[Boxed element entries]
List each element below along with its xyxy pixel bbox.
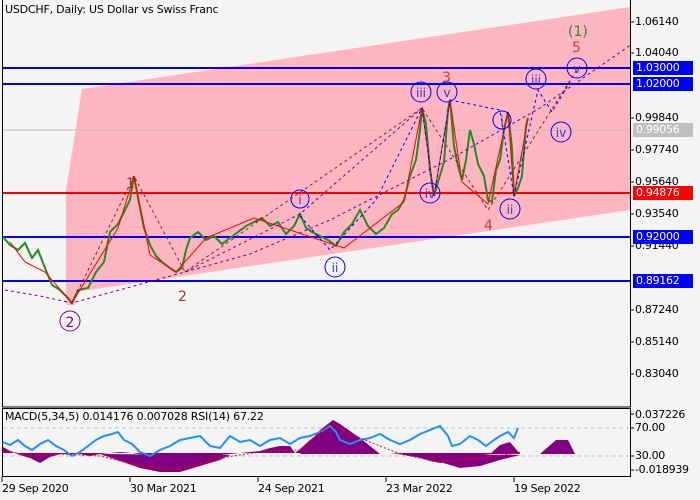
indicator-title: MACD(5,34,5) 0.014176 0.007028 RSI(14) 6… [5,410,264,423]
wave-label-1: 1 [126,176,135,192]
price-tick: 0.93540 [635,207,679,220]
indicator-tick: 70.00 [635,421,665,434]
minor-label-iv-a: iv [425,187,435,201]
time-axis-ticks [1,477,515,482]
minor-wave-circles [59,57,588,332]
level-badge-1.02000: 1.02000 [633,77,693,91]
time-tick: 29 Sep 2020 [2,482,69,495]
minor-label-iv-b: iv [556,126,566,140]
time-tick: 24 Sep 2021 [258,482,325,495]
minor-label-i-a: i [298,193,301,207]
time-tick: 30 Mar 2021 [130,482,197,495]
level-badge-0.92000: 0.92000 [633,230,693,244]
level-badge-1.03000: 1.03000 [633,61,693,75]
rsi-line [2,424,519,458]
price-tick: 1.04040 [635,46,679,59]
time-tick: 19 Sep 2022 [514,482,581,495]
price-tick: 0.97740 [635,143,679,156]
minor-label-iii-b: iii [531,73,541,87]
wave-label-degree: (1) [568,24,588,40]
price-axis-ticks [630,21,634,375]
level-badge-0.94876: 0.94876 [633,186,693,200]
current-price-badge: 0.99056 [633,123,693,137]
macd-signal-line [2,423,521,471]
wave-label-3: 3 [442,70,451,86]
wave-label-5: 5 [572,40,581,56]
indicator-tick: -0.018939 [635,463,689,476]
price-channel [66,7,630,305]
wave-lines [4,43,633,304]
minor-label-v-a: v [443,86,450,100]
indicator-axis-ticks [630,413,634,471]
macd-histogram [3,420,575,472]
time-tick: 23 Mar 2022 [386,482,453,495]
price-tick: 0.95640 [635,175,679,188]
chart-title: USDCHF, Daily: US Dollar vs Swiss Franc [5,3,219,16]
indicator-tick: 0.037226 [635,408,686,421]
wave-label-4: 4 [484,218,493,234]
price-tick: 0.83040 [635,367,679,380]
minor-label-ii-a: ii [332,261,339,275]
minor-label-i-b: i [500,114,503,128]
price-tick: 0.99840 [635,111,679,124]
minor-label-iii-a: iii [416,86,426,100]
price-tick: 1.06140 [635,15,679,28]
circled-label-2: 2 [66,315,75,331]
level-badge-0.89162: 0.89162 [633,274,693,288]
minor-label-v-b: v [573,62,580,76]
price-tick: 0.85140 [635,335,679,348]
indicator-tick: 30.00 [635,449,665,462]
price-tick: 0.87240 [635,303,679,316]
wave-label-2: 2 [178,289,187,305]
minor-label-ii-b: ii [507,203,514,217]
...
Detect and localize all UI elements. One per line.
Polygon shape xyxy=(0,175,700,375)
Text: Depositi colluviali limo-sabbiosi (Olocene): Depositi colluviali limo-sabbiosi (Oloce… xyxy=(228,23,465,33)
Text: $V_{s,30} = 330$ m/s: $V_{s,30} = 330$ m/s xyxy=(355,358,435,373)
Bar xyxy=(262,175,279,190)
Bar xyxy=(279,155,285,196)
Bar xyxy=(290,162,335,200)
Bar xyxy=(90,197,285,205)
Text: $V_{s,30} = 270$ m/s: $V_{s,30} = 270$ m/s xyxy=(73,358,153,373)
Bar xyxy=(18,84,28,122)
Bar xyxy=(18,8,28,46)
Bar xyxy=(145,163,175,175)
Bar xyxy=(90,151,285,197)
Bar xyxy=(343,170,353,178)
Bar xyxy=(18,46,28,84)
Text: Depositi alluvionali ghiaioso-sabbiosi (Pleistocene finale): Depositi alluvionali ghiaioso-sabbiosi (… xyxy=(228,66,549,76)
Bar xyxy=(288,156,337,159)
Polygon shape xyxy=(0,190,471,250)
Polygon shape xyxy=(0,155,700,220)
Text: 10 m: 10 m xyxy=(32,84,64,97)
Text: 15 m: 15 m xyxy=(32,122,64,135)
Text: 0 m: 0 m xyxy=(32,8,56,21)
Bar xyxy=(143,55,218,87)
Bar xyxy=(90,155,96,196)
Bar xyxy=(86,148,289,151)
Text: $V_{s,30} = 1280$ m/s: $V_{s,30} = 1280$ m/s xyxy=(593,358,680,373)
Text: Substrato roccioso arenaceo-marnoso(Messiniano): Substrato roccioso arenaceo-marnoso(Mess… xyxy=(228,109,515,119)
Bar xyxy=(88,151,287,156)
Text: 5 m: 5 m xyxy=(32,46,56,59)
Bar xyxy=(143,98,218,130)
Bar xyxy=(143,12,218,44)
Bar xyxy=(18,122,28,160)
---
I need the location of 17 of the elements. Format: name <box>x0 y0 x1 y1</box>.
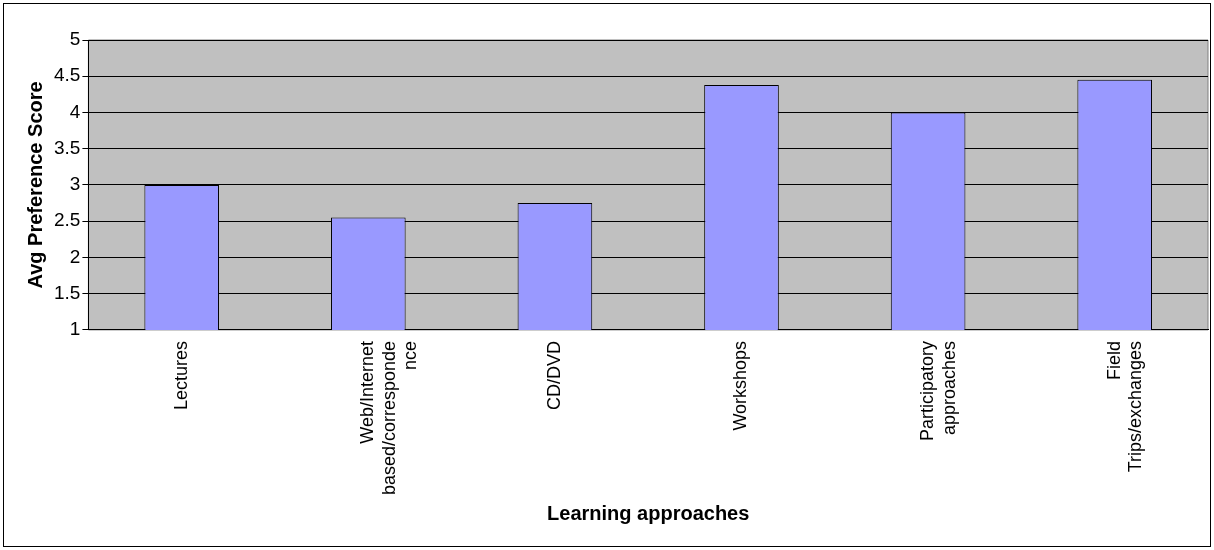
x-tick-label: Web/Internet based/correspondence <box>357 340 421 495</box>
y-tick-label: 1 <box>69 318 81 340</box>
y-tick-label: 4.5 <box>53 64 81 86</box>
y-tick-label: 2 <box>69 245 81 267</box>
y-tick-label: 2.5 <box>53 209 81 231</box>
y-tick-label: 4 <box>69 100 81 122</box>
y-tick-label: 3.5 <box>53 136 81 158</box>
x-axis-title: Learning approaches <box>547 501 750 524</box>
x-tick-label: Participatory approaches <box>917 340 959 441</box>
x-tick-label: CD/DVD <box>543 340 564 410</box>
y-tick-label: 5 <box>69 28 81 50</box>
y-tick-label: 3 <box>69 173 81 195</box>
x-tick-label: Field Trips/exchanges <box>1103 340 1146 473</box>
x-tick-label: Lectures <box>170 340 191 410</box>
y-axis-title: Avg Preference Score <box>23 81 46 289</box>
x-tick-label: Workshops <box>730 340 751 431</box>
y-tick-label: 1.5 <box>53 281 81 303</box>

| EXERCISE DESCRIPTION |
Copy the material exactly, from the line containing "I need the location" through the line containing "y-tick-label: 1.5 <box>53 281 81 303</box>", including both of those lines. Omit the picture placeholders.

| EXERCISE RESULT |
I need the location of 17 of the elements. Format: name <box>x0 y0 x1 y1</box>.
x-tick-label: Web/Internet based/correspondence <box>357 340 421 495</box>
y-tick-label: 1 <box>69 318 81 340</box>
y-tick-label: 4.5 <box>53 64 81 86</box>
y-tick-label: 2 <box>69 245 81 267</box>
y-tick-label: 2.5 <box>53 209 81 231</box>
y-tick-label: 4 <box>69 100 81 122</box>
y-tick-label: 3.5 <box>53 136 81 158</box>
x-axis-title: Learning approaches <box>547 501 750 524</box>
x-tick-label: Participatory approaches <box>917 340 959 441</box>
x-tick-label: CD/DVD <box>543 340 564 410</box>
y-tick-label: 5 <box>69 28 81 50</box>
y-tick-label: 3 <box>69 173 81 195</box>
x-tick-label: Field Trips/exchanges <box>1103 340 1146 473</box>
x-tick-label: Lectures <box>170 340 191 410</box>
y-axis-title: Avg Preference Score <box>23 81 46 289</box>
x-tick-label: Workshops <box>730 340 751 431</box>
y-tick-label: 1.5 <box>53 281 81 303</box>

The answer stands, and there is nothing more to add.